**Your goal:** Copy every line that contains the string "wurden" from the entries below.

(begin)

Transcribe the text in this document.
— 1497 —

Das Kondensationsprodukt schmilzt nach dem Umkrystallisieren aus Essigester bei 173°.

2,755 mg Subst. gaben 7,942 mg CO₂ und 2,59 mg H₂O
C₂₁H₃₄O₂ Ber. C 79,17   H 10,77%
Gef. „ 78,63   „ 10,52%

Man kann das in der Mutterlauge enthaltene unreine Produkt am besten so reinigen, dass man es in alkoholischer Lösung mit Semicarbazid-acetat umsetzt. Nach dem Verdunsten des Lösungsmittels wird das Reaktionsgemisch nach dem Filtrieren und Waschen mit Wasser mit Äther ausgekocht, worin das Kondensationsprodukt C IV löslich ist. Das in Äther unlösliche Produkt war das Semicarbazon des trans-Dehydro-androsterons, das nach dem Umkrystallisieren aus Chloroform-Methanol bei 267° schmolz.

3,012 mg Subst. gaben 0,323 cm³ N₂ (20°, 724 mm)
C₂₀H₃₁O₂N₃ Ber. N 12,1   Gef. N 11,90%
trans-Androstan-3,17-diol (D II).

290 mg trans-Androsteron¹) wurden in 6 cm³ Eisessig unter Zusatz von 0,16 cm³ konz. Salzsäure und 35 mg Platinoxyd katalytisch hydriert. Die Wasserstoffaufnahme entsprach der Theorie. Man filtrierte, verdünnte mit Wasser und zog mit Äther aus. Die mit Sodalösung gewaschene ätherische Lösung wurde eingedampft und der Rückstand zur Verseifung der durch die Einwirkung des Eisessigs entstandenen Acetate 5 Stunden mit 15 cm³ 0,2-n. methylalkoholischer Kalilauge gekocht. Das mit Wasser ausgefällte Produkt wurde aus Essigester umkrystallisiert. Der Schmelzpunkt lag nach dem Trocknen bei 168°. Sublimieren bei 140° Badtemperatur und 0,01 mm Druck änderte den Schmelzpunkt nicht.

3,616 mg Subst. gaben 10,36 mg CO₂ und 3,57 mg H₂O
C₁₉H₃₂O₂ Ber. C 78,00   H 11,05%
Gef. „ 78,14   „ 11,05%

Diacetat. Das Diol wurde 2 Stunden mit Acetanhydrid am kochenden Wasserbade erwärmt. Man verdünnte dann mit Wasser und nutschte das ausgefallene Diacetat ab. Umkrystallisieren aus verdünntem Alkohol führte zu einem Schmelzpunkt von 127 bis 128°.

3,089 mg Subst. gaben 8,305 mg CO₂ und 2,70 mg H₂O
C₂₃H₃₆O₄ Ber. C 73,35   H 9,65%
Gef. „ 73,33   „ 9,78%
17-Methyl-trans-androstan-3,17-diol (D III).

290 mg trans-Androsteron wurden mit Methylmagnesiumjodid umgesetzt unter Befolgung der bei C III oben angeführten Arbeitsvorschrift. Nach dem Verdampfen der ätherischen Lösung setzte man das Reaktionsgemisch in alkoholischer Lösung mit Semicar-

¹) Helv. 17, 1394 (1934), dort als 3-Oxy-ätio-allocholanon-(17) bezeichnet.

(end)

**Written solution:**
290 mg trans-Androsteron¹) wurden in 6 cm³ Eisessig unter Zusatz von 0,16 cm³ konz. Salzsäure und 35 mg Platinoxyd katalytisch hydriert. Die Wasserstoffaufnahme entsprach der Theorie. Man filtrierte, verdünnte mit Wasser und zog mit Äther aus. Die mit Sodalösung gewaschene ätherische Lösung wurde eingedampft und der Rückstand zur Verseifung der durch die Einwirkung des Eisessigs entstandenen Acetate 5 Stunden mit 15 cm³ 0,2-n. methylalkoholischer Kalilauge gekocht. Das mit Wasser ausgefällte Produkt wurde aus Essigester umkrystallisiert. Der Schmelzpunkt lag nach dem Trocknen bei 168°. Sublimieren bei 140° Badtemperatur und 0,01 mm Druck änderte den Schmelzpunkt nicht.
290 mg trans-Androsteron wurden mit Methylmagnesiumjodid umgesetzt unter Befolgung der bei C III oben angeführten Arbeitsvorschrift. Nach dem Verdampfen der ätherischen Lösung setzte man das Reaktionsgemisch in alkoholischer Lösung mit Semicar-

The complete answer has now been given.